(Problem to solve):
Write the data out again, exactly as given.
begin Records for processing
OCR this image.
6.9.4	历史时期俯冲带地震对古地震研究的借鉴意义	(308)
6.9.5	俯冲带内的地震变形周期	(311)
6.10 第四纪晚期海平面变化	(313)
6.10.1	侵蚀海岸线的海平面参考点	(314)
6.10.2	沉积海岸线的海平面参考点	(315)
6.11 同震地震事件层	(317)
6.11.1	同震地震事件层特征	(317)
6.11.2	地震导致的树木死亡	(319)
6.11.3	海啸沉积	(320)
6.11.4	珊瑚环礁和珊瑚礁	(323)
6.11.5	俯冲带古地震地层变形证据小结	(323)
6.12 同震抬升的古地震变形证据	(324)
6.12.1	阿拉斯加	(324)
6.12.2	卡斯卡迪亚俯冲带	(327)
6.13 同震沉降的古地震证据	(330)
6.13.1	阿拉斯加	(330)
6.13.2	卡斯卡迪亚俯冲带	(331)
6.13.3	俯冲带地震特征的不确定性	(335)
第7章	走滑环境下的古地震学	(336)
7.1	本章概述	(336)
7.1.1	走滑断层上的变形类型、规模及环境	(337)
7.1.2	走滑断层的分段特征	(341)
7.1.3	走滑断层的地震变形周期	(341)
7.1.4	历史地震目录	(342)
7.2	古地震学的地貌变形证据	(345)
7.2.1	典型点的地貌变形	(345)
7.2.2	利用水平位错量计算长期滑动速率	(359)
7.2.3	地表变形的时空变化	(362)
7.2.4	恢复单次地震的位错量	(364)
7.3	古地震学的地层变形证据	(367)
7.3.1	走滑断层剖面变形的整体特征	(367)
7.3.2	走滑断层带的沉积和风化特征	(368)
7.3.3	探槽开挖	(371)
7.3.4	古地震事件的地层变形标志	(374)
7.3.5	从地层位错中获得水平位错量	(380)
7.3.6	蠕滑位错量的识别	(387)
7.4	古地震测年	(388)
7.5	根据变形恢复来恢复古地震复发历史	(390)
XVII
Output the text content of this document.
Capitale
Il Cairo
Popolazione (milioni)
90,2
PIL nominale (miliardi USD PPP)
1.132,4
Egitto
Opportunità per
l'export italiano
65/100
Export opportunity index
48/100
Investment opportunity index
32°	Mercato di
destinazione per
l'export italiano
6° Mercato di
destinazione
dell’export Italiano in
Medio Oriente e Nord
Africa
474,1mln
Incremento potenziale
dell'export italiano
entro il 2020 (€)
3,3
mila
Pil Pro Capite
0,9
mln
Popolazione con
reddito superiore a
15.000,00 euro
end Records for processing
(Worked answer):
OCR this image.
6.9.4	历史时期俯冲带地震对古地震研究的借鉴意义	(308)
6.9.5	俯冲带内的地震变形周期	(311)
6.10 第四纪晚期海平面变化	(313)
6.10.1	侵蚀海岸线的海平面参考点	(314)
6.10.2	沉积海岸线的海平面参考点	(315)
6.11 同震地震事件层	(317)
6.11.1	同震地震事件层特征	(317)
6.11.2	地震导致的树木死亡	(319)
6.11.3	海啸沉积	(320)
6.11.4	珊瑚环礁和珊瑚礁	(323)
6.11.5	俯冲带古地震地层变形证据小结	(323)
6.12 同震抬升的古地震变形证据	(324)
6.12.1	阿拉斯加	(324)
6.12.2	卡斯卡迪亚俯冲带	(327)
6.13 同震沉降的古地震证据	(330)
6.13.1	阿拉斯加	(330)
6.13.2	卡斯卡迪亚俯冲带	(331)
6.13.3	俯冲带地震特征的不确定性	(335)
第7章	走滑环境下的古地震学	(336)
7.1	本章概述	(336)
7.1.1	走滑断层上的变形类型、规模及环境	(337)
7.1.2	走滑断层的分段特征	(341)
7.1.3	走滑断层的地震变形周期	(341)
7.1.4	历史地震目录	(342)
7.2	古地震学的地貌变形证据	(345)
7.2.1	典型点的地貌变形	(345)
7.2.2	利用水平位错量计算长期滑动速率	(359)
7.2.3	地表变形的时空变化	(362)
7.2.4	恢复单次地震的位错量	(364)
7.3	古地震学的地层变形证据	(367)
7.3.1	走滑断层剖面变形的整体特征	(367)
7.3.2	走滑断层带的沉积和风化特征	(368)
7.3.3	探槽开挖	(371)
7.3.4	古地震事件的地层变形标志	(374)
7.3.5	从地层位错中获得水平位错量	(380)
7.3.6	蠕滑位错量的识别	(387)
7.4	古地震测年	(388)
7.5	根据变形恢复来恢复古地震复发历史	(390)
XVII
Output the text content of this document.
Capitale
Il Cairo
Popolazione (milioni)
90,2
PIL nominale (miliardi USD PPP)
1.132,4
Egitto
Opportunità per
l'export italiano
65/100
Export opportunity index
48/100
Investment opportunity index
32°	Mercato di
destinazione per
l'export italiano
6° Mercato di
destinazione
dell’export Italiano in
Medio Oriente e Nord
Africa
474,1mln
Incremento potenziale
dell'export italiano
entro il 2020 (€)
3,3
mila
Pil Pro Capite
0,9
mln
Popolazione con
reddito superiore a
15.000,00 euro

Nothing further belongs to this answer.